• [Challenge]: Check every line of the data below for the string "this", and copy the ones that hold it.

• [Listing]:

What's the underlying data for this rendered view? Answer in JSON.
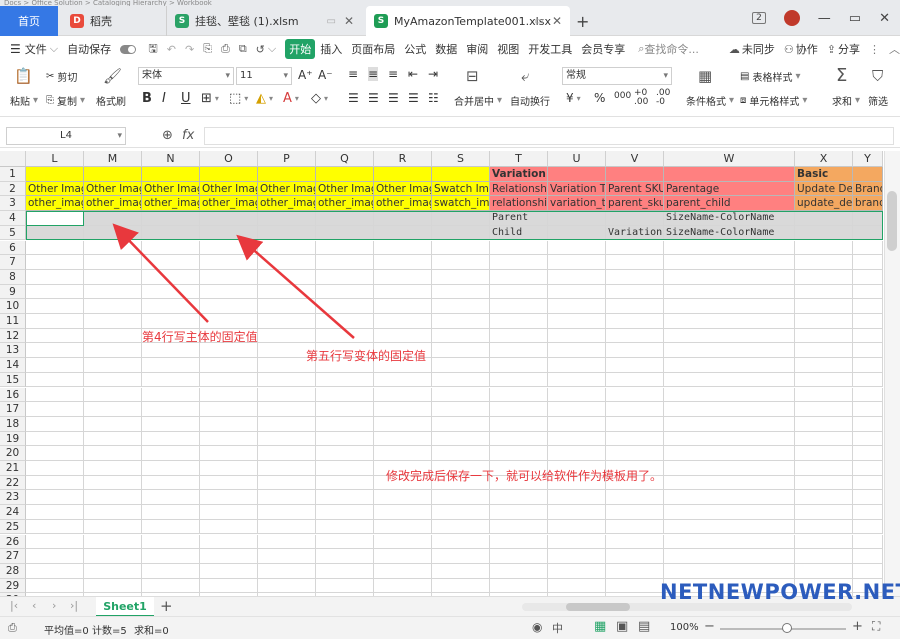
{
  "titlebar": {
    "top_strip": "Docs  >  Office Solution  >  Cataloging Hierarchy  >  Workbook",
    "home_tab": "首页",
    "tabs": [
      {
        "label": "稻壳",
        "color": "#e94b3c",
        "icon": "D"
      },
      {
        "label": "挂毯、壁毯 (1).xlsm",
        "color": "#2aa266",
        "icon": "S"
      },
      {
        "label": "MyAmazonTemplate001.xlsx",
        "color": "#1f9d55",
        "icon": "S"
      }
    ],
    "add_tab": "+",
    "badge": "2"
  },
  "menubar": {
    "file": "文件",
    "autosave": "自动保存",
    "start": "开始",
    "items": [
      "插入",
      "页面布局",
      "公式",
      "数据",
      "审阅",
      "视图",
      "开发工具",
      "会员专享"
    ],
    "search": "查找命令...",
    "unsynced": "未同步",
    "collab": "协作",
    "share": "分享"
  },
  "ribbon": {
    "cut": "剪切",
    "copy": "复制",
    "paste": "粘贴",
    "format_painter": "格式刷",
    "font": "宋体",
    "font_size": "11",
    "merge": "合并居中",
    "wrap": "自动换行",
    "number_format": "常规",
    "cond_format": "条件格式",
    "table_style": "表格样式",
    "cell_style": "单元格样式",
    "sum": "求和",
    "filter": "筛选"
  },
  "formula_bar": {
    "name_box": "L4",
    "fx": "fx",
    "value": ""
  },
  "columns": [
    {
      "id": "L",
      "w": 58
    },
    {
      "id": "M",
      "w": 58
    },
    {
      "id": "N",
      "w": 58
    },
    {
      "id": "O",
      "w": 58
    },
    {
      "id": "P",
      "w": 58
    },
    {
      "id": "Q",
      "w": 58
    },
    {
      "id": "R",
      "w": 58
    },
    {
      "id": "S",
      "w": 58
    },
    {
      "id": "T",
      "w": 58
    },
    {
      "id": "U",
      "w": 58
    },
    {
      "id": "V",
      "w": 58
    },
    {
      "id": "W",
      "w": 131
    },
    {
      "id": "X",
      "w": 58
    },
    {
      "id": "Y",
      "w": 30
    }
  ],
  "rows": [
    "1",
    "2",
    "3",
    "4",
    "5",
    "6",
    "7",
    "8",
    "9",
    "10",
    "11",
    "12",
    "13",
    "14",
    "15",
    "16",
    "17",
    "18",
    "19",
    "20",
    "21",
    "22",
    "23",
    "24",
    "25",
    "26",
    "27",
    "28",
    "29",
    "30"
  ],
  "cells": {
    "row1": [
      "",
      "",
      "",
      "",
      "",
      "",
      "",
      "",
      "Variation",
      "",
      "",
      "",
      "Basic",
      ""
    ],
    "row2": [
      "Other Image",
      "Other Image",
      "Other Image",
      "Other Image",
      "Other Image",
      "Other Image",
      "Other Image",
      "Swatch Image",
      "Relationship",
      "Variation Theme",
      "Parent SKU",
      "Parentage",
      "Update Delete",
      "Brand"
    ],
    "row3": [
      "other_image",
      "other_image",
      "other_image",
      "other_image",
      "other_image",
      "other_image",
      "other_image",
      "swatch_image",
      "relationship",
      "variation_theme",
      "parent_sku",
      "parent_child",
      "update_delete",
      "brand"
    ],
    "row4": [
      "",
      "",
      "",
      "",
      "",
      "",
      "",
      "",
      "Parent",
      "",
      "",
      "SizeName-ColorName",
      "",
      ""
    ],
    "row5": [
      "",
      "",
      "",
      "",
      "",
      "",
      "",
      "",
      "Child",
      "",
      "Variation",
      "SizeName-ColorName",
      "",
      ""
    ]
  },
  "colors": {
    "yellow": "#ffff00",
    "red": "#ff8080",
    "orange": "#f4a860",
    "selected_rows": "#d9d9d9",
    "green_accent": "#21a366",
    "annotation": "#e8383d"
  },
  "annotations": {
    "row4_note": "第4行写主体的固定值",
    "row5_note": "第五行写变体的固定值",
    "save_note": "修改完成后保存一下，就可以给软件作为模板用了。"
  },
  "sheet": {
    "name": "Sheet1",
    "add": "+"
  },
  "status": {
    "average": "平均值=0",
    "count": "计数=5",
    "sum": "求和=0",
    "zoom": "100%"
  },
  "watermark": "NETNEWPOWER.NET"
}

==

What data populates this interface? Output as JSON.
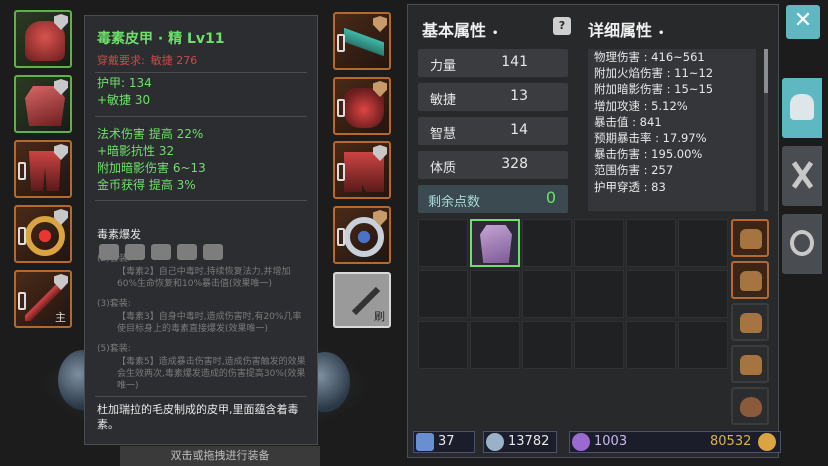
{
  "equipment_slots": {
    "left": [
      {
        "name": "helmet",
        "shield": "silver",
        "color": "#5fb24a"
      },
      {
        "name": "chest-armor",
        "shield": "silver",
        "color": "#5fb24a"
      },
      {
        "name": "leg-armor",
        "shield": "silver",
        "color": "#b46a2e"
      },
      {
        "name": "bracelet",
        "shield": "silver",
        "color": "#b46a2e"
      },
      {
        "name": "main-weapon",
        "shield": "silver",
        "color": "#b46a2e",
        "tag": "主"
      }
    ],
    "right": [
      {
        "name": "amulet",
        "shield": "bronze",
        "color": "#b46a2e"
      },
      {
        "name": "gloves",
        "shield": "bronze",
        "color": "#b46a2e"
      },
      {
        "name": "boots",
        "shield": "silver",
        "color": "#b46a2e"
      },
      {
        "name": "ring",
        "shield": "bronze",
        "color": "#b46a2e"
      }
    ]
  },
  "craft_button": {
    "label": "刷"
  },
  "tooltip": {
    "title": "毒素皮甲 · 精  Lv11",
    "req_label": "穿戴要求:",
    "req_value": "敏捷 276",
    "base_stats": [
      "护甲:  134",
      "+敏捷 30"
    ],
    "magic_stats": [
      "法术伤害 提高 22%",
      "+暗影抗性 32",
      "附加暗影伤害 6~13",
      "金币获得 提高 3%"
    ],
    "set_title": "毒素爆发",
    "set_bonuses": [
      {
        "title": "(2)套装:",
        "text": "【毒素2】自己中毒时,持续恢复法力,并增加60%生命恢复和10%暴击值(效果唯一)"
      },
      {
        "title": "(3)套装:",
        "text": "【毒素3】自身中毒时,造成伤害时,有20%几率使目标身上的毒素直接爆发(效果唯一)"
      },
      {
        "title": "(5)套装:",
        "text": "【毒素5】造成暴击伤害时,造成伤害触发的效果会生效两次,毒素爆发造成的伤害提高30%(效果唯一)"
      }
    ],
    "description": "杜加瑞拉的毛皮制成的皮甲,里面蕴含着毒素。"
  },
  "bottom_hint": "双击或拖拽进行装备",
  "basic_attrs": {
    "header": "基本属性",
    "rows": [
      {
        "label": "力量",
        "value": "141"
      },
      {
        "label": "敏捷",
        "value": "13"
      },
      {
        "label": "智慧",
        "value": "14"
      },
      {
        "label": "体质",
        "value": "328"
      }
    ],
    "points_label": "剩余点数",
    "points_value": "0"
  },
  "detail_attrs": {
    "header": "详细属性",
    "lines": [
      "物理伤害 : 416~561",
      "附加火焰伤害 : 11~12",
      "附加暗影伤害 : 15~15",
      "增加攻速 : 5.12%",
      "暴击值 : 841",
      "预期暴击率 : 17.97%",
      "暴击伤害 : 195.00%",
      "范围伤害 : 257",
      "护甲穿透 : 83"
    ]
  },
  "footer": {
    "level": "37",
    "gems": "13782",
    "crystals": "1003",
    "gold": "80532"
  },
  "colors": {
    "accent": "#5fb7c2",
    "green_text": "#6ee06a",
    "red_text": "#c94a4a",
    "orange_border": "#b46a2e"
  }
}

• [Answer below]:
What's the underlying data for this rendered view? Answer in JSON.
What data populates this interface? Output as JSON.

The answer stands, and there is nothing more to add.